Aim
State only the count of lines in the listing below that hold "Million".

Available data

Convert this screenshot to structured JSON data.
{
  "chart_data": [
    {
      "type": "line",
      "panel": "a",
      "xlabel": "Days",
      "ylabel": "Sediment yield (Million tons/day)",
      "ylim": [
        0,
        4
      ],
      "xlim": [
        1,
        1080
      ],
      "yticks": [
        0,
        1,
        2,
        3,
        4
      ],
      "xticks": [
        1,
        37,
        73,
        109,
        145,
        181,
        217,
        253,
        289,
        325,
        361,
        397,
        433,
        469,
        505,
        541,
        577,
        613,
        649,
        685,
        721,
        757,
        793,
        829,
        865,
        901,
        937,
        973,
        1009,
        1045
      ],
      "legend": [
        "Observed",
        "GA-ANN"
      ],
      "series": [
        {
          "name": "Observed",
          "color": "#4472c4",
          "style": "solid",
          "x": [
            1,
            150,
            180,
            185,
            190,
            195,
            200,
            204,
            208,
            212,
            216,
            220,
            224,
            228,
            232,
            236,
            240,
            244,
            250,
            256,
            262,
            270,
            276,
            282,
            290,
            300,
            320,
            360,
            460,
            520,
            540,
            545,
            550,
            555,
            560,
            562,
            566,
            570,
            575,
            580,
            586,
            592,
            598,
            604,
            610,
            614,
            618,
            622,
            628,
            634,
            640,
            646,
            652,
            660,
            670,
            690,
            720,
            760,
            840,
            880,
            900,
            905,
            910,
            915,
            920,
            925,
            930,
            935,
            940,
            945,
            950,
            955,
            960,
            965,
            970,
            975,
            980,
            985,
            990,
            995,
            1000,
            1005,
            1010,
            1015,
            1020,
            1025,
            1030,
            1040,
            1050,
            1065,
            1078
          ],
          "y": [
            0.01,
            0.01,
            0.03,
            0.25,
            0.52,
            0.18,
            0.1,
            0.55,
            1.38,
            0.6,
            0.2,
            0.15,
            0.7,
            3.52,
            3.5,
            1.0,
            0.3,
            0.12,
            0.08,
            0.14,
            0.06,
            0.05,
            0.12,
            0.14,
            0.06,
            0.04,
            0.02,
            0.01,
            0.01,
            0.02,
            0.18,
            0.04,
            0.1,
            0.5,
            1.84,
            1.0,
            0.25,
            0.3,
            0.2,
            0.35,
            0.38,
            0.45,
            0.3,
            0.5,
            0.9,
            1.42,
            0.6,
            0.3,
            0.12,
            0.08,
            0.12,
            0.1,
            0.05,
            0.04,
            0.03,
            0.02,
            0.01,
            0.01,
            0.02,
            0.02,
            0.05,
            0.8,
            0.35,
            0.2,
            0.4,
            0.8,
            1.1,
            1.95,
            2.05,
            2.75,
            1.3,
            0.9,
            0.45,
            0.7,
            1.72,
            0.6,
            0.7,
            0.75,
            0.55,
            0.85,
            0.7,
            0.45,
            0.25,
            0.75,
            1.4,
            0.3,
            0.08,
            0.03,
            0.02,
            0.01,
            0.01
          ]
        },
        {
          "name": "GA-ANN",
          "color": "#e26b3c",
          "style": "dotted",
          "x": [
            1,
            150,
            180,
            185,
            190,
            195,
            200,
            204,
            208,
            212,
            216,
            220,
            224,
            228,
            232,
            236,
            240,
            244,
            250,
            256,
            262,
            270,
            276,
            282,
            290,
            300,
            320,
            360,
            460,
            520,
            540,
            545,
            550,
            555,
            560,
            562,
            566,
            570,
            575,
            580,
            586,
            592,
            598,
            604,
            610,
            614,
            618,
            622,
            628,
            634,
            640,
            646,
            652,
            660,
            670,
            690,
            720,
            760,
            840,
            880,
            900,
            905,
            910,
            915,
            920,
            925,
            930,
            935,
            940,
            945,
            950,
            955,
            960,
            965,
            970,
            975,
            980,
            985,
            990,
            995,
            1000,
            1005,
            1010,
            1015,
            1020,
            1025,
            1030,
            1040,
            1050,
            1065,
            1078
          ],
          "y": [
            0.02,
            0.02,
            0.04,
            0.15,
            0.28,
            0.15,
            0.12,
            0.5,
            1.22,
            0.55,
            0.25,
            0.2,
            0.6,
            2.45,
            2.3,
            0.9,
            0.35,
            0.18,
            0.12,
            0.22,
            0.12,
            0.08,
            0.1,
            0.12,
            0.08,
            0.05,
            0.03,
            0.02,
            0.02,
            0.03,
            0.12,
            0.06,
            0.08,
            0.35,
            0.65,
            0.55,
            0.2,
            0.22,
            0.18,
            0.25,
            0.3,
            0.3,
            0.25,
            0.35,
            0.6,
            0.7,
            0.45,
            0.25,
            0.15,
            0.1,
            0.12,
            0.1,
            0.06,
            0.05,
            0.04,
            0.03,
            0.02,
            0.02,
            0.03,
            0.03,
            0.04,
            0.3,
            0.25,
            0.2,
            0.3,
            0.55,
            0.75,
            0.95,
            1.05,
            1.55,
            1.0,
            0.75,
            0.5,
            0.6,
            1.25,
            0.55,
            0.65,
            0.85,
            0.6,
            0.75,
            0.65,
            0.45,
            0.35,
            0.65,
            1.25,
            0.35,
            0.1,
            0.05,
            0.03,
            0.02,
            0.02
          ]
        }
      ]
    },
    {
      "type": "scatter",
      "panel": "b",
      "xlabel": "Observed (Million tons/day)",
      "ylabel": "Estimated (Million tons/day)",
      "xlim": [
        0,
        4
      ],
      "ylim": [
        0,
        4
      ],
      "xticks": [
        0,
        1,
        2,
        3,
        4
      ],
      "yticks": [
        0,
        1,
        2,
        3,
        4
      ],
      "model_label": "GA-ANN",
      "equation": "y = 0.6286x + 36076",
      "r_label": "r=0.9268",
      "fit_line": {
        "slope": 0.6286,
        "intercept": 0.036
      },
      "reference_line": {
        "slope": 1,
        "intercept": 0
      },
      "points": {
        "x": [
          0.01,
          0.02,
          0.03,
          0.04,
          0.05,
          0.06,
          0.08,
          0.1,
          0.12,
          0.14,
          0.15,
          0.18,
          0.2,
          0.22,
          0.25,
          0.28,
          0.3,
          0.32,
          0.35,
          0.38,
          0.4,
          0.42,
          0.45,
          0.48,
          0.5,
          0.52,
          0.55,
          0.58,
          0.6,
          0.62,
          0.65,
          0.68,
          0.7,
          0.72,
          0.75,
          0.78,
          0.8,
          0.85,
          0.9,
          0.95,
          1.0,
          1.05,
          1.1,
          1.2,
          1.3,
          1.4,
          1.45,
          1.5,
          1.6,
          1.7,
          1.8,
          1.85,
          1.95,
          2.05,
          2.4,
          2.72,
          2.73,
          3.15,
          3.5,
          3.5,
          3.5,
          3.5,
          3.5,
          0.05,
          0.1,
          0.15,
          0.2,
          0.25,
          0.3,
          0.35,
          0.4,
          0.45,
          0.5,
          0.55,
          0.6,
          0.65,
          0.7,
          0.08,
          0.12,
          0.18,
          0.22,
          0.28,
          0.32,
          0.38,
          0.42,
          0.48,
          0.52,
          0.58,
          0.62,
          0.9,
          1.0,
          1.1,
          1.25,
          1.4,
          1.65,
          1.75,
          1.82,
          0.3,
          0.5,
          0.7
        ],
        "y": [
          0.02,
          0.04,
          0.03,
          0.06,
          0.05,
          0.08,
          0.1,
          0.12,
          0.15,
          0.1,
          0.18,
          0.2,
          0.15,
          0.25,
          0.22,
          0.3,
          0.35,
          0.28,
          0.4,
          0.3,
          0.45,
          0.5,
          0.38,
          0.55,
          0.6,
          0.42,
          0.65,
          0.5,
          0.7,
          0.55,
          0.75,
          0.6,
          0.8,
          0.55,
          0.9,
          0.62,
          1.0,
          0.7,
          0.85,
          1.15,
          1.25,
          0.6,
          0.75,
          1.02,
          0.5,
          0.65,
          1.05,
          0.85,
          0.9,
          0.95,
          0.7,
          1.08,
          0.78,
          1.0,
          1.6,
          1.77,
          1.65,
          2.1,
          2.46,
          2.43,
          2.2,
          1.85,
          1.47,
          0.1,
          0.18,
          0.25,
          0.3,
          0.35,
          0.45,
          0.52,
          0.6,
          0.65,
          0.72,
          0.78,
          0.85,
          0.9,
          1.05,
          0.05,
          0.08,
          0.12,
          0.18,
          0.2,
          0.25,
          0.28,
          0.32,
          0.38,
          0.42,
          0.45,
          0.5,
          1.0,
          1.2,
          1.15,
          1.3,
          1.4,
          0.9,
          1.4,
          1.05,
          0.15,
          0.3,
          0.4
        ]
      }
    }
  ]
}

Result
3